__Task brief__: Isolate every line in the data with the string "following" and copy it.

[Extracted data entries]
====
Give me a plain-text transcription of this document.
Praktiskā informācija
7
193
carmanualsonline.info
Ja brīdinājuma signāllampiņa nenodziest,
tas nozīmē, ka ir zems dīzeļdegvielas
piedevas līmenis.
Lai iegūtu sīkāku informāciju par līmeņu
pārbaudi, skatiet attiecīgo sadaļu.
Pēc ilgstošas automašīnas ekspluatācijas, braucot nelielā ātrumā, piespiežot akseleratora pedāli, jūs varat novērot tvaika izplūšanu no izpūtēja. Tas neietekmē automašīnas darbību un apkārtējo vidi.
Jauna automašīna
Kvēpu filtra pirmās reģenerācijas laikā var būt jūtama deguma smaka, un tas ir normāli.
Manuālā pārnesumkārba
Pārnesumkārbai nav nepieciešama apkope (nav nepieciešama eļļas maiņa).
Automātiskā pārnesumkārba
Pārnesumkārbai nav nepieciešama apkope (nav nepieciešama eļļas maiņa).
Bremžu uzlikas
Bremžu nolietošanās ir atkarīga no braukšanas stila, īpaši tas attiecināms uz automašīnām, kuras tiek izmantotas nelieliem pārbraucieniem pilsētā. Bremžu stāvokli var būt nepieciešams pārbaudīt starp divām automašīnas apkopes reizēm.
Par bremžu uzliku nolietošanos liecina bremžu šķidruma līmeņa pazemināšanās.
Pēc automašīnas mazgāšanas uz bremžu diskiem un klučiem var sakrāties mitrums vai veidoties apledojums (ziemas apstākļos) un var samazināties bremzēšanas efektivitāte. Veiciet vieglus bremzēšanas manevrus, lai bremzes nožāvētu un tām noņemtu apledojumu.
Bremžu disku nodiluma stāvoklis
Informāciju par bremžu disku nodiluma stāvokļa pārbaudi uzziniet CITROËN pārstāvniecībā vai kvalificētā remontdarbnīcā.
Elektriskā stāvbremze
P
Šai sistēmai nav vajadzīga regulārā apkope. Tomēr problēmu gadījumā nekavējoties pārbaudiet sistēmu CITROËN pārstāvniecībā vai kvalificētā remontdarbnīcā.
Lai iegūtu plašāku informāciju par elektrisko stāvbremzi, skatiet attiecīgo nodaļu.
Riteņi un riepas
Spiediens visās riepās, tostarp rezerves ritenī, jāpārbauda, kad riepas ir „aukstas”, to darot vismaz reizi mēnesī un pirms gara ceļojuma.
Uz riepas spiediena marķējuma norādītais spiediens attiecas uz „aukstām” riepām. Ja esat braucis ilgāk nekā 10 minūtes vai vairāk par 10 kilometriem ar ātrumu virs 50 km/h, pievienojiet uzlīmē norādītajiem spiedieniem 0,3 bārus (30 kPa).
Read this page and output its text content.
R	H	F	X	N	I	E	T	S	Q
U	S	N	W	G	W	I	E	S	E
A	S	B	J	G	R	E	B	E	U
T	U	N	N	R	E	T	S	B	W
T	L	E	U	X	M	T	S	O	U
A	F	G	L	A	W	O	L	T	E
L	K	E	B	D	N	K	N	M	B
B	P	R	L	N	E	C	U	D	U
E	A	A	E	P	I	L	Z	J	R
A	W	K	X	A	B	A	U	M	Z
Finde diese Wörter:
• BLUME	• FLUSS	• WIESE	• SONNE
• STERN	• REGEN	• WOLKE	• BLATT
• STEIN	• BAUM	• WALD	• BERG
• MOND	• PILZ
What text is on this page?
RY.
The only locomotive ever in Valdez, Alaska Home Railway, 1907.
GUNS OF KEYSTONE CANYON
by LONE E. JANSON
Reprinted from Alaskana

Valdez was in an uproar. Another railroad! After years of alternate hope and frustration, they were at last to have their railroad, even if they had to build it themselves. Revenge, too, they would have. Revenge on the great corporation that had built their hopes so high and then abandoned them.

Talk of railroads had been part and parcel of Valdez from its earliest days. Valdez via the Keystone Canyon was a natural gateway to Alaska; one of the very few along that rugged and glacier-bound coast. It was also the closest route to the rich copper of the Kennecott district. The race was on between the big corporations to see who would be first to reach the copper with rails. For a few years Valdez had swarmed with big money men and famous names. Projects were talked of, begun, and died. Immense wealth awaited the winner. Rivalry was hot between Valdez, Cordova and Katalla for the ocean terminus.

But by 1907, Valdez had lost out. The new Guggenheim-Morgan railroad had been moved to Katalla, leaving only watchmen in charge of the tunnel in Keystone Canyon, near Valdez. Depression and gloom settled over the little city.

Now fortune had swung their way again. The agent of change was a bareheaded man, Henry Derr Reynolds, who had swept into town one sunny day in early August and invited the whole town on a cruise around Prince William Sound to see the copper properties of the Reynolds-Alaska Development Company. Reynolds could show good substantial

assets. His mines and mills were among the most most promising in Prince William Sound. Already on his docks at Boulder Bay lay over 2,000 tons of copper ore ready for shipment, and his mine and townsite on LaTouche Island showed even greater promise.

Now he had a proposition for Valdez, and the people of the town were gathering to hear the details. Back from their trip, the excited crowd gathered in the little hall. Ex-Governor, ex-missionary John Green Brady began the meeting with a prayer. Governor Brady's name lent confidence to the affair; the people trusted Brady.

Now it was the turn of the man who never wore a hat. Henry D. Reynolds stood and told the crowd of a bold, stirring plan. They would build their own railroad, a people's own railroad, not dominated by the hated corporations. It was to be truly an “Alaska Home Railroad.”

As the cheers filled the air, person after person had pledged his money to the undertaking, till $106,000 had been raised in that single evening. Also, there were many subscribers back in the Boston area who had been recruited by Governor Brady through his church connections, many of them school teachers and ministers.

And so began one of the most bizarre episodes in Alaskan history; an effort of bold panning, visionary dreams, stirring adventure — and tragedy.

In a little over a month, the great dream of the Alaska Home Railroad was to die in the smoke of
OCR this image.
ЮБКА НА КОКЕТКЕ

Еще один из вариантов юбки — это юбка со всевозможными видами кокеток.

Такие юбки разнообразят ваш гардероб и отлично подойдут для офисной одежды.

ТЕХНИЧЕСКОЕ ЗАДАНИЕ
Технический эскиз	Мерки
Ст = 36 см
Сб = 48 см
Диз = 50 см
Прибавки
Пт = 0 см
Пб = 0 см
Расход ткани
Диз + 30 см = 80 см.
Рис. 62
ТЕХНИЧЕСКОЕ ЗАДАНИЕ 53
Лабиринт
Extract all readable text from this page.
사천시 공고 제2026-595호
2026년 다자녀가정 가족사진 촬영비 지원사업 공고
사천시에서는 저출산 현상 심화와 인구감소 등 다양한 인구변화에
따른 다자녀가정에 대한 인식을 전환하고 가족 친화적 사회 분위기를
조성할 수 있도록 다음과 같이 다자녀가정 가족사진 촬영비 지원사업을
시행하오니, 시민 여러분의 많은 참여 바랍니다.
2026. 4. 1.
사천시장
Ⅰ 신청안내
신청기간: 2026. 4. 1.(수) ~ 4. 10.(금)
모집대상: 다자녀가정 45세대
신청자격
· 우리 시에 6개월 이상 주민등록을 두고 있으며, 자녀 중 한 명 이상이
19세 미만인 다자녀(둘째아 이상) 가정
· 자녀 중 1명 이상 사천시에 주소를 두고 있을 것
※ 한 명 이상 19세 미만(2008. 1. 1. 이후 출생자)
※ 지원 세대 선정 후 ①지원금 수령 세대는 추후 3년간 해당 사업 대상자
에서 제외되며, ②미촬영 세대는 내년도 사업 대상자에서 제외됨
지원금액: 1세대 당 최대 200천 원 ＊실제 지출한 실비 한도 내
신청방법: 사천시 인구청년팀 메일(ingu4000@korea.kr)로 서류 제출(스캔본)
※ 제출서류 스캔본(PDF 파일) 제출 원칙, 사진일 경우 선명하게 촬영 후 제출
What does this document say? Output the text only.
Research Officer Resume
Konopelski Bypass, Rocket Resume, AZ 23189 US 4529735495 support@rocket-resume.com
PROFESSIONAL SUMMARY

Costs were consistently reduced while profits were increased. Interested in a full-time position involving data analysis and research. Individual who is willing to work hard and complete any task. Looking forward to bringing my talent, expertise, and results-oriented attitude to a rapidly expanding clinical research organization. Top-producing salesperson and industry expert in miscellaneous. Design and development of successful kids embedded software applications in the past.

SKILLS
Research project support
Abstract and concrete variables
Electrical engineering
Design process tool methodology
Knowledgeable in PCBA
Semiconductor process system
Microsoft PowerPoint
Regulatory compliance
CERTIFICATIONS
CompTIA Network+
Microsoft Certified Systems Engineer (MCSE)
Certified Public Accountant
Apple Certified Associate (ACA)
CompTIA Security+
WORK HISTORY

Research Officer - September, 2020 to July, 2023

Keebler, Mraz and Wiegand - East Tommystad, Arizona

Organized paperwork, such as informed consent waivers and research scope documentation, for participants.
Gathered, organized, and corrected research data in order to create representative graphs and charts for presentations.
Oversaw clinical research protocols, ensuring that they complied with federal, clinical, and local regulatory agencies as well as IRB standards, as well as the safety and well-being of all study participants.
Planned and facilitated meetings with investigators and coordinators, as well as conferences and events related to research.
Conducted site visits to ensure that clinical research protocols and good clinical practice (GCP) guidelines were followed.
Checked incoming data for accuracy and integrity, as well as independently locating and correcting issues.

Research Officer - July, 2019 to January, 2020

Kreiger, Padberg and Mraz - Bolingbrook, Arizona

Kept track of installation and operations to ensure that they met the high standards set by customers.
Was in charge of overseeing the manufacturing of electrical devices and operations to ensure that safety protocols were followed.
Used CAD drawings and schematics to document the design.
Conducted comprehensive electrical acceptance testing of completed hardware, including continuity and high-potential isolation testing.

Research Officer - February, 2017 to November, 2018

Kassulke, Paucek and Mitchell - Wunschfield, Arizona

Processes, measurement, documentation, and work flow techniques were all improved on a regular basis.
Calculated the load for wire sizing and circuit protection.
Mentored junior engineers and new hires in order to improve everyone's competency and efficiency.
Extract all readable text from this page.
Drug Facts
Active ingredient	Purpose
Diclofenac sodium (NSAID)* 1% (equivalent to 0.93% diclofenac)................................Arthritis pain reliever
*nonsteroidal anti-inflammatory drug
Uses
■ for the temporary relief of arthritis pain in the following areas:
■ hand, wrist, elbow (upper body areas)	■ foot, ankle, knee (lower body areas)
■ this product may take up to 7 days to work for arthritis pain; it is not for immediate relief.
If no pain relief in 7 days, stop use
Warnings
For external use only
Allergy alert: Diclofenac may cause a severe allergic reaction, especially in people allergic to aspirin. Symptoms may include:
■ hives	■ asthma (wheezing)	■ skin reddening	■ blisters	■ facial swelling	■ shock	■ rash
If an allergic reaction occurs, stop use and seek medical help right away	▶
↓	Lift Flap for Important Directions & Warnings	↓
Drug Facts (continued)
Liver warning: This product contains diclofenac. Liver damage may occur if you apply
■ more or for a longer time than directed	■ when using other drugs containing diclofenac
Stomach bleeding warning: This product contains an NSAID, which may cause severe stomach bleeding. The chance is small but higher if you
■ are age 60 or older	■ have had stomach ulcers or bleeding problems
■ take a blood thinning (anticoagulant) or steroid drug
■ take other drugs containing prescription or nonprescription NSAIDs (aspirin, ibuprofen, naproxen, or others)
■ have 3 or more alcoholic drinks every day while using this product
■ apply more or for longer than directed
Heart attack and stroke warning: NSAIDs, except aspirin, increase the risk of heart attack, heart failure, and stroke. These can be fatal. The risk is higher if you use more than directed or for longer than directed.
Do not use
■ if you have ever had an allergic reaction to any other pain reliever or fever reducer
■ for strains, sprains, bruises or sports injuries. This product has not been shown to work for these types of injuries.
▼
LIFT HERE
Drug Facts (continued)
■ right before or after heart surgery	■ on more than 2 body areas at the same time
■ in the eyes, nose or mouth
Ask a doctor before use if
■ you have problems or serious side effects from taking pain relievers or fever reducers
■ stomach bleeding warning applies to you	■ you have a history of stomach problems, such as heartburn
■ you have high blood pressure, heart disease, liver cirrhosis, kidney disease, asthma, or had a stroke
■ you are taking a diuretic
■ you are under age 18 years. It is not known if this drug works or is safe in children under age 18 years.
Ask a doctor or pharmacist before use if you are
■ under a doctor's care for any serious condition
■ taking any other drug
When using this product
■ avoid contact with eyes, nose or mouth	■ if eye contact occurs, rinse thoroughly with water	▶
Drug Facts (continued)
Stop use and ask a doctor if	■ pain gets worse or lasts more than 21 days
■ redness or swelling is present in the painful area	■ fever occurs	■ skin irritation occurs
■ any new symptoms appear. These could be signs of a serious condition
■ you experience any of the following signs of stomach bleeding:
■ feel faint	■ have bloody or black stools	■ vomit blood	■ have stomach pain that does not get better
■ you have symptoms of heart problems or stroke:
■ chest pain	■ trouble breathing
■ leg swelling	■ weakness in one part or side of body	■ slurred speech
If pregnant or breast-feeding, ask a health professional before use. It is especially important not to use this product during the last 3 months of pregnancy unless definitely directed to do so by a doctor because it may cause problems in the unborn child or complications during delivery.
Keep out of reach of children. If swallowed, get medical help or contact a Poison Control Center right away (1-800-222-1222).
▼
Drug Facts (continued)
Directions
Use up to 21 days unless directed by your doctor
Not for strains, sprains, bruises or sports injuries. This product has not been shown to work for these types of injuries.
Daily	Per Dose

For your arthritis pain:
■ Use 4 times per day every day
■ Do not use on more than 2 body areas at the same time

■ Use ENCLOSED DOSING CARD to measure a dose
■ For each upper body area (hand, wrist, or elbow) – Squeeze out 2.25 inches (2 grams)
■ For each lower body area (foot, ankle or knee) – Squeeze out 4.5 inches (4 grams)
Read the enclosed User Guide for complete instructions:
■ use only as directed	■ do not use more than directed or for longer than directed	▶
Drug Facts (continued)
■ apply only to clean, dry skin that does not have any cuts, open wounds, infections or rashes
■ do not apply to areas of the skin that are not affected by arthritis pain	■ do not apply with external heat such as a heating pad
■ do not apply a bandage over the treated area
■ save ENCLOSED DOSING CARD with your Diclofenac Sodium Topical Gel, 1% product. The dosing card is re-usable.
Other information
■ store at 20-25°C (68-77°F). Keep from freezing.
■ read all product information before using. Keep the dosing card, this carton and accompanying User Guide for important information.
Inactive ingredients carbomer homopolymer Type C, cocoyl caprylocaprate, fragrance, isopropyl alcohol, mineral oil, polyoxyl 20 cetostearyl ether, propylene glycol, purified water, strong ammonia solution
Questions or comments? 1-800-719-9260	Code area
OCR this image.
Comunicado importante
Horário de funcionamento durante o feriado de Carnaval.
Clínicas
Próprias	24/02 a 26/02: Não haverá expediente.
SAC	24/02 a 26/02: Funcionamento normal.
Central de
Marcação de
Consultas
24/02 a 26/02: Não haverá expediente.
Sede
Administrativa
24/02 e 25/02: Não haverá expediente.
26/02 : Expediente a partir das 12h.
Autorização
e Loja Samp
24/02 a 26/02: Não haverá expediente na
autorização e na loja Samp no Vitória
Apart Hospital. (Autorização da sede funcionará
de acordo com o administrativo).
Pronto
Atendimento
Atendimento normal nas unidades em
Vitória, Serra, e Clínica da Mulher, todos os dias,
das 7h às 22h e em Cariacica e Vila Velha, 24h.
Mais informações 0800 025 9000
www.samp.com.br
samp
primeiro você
====
__Problem solution__:
■ for the temporary relief of arthritis pain in the following areas:
■ you experience any of the following signs of stomach bleeding:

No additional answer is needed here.